Extracted records
=====

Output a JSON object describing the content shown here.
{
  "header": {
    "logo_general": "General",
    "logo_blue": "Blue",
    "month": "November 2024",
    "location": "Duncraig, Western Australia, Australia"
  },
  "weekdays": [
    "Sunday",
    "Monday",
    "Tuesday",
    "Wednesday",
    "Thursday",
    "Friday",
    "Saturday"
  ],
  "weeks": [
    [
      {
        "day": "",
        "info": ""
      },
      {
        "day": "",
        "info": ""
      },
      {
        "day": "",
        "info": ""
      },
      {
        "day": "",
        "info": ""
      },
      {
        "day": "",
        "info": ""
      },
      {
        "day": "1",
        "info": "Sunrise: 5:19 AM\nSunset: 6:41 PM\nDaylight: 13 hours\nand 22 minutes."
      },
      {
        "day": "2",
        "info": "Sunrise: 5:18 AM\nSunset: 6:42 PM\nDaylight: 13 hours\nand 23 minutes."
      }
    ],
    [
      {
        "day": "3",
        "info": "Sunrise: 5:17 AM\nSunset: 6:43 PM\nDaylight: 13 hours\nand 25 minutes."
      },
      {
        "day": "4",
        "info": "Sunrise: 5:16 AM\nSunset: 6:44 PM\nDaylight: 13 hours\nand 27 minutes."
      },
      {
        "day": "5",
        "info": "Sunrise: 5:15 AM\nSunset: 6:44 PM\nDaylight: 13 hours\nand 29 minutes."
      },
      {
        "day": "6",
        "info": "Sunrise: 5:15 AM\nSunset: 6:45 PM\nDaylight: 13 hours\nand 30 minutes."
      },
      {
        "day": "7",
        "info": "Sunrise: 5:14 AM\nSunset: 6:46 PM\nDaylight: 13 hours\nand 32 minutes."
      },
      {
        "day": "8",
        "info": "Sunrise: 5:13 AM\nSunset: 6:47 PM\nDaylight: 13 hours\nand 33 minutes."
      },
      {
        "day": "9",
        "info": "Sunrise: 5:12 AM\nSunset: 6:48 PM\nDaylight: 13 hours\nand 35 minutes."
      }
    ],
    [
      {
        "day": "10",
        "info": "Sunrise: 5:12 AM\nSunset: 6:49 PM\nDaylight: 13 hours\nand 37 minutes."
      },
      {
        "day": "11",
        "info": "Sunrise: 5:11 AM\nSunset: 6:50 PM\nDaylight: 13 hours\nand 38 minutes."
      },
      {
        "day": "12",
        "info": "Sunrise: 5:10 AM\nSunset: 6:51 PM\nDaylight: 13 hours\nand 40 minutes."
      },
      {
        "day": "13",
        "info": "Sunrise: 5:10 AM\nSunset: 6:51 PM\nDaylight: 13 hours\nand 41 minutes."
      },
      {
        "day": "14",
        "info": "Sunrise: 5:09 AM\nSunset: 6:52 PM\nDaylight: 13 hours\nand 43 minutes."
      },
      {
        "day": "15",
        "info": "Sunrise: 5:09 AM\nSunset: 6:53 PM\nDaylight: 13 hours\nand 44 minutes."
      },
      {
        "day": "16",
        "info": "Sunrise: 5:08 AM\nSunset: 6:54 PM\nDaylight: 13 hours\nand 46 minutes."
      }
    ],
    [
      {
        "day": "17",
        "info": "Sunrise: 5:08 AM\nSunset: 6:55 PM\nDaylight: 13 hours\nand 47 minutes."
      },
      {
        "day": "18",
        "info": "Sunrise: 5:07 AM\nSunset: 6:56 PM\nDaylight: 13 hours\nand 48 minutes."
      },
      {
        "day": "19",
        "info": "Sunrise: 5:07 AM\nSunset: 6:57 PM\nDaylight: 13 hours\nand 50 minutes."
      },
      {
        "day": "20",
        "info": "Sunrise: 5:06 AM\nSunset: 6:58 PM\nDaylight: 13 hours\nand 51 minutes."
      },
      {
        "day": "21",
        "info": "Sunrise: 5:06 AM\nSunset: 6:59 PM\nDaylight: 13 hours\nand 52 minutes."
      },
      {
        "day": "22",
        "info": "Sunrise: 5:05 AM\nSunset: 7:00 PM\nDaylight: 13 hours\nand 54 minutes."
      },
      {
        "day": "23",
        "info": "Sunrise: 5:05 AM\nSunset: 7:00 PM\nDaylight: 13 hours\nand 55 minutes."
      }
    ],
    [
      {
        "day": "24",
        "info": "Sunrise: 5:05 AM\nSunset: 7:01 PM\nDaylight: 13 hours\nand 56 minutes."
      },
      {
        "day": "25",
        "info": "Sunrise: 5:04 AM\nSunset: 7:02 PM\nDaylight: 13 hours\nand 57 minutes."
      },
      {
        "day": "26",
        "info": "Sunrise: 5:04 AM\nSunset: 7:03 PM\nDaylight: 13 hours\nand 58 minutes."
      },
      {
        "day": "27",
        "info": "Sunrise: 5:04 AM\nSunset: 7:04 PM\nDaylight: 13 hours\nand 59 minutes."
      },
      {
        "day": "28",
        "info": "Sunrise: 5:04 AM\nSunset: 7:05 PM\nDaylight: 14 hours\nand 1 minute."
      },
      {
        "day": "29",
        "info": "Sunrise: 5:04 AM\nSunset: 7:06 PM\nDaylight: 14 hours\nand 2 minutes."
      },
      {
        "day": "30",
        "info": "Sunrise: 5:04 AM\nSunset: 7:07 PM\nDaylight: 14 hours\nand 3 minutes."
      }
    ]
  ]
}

=====

Would you reproduce the material above in full, exactly as given?

Output a JSON object describing the content shown here.
{
  "header": {
    "logo_general": "General",
    "logo_blue": "Blue",
    "month": "November 2024",
    "location": "Duncraig, Western Australia, Australia"
  },
  "weekdays": [
    "Sunday",
    "Monday",
    "Tuesday",
    "Wednesday",
    "Thursday",
    "Friday",
    "Saturday"
  ],
  "weeks": [
    [
      {
        "day": "",
        "info": ""
      },
      {
        "day": "",
        "info": ""
      },
      {
        "day": "",
        "info": ""
      },
      {
        "day": "",
        "info": ""
      },
      {
        "day": "",
        "info": ""
      },
      {
        "day": "1",
        "info": "Sunrise: 5:19 AM\nSunset: 6:41 PM\nDaylight: 13 hours\nand 22 minutes."
      },
      {
        "day": "2",
        "info": "Sunrise: 5:18 AM\nSunset: 6:42 PM\nDaylight: 13 hours\nand 23 minutes."
      }
    ],
    [
      {
        "day": "3",
        "info": "Sunrise: 5:17 AM\nSunset: 6:43 PM\nDaylight: 13 hours\nand 25 minutes."
      },
      {
        "day": "4",
        "info": "Sunrise: 5:16 AM\nSunset: 6:44 PM\nDaylight: 13 hours\nand 27 minutes."
      },
      {
        "day": "5",
        "info": "Sunrise: 5:15 AM\nSunset: 6:44 PM\nDaylight: 13 hours\nand 29 minutes."
      },
      {
        "day": "6",
        "info": "Sunrise: 5:15 AM\nSunset: 6:45 PM\nDaylight: 13 hours\nand 30 minutes."
      },
      {
        "day": "7",
        "info": "Sunrise: 5:14 AM\nSunset: 6:46 PM\nDaylight: 13 hours\nand 32 minutes."
      },
      {
        "day": "8",
        "info": "Sunrise: 5:13 AM\nSunset: 6:47 PM\nDaylight: 13 hours\nand 33 minutes."
      },
      {
        "day": "9",
        "info": "Sunrise: 5:12 AM\nSunset: 6:48 PM\nDaylight: 13 hours\nand 35 minutes."
      }
    ],
    [
      {
        "day": "10",
        "info": "Sunrise: 5:12 AM\nSunset: 6:49 PM\nDaylight: 13 hours\nand 37 minutes."
      },
      {
        "day": "11",
        "info": "Sunrise: 5:11 AM\nSunset: 6:50 PM\nDaylight: 13 hours\nand 38 minutes."
      },
      {
        "day": "12",
        "info": "Sunrise: 5:10 AM\nSunset: 6:51 PM\nDaylight: 13 hours\nand 40 minutes."
      },
      {
        "day": "13",
        "info": "Sunrise: 5:10 AM\nSunset: 6:51 PM\nDaylight: 13 hours\nand 41 minutes."
      },
      {
        "day": "14",
        "info": "Sunrise: 5:09 AM\nSunset: 6:52 PM\nDaylight: 13 hours\nand 43 minutes."
      },
      {
        "day": "15",
        "info": "Sunrise: 5:09 AM\nSunset: 6:53 PM\nDaylight: 13 hours\nand 44 minutes."
      },
      {
        "day": "16",
        "info": "Sunrise: 5:08 AM\nSunset: 6:54 PM\nDaylight: 13 hours\nand 46 minutes."
      }
    ],
    [
      {
        "day": "17",
        "info": "Sunrise: 5:08 AM\nSunset: 6:55 PM\nDaylight: 13 hours\nand 47 minutes."
      },
      {
        "day": "18",
        "info": "Sunrise: 5:07 AM\nSunset: 6:56 PM\nDaylight: 13 hours\nand 48 minutes."
      },
      {
        "day": "19",
        "info": "Sunrise: 5:07 AM\nSunset: 6:57 PM\nDaylight: 13 hours\nand 50 minutes."
      },
      {
        "day": "20",
        "info": "Sunrise: 5:06 AM\nSunset: 6:58 PM\nDaylight: 13 hours\nand 51 minutes."
      },
      {
        "day": "21",
        "info": "Sunrise: 5:06 AM\nSunset: 6:59 PM\nDaylight: 13 hours\nand 52 minutes."
      },
      {
        "day": "22",
        "info": "Sunrise: 5:05 AM\nSunset: 7:00 PM\nDaylight: 13 hours\nand 54 minutes."
      },
      {
        "day": "23",
        "info": "Sunrise: 5:05 AM\nSunset: 7:00 PM\nDaylight: 13 hours\nand 55 minutes."
      }
    ],
    [
      {
        "day": "24",
        "info": "Sunrise: 5:05 AM\nSunset: 7:01 PM\nDaylight: 13 hours\nand 56 minutes."
      },
      {
        "day": "25",
        "info": "Sunrise: 5:04 AM\nSunset: 7:02 PM\nDaylight: 13 hours\nand 57 minutes."
      },
      {
        "day": "26",
        "info": "Sunrise: 5:04 AM\nSunset: 7:03 PM\nDaylight: 13 hours\nand 58 minutes."
      },
      {
        "day": "27",
        "info": "Sunrise: 5:04 AM\nSunset: 7:04 PM\nDaylight: 13 hours\nand 59 minutes."
      },
      {
        "day": "28",
        "info": "Sunrise: 5:04 AM\nSunset: 7:05 PM\nDaylight: 14 hours\nand 1 minute."
      },
      {
        "day": "29",
        "info": "Sunrise: 5:04 AM\nSunset: 7:06 PM\nDaylight: 14 hours\nand 2 minutes."
      },
      {
        "day": "30",
        "info": "Sunrise: 5:04 AM\nSunset: 7:07 PM\nDaylight: 14 hours\nand 3 minutes."
      }
    ]
  ]
}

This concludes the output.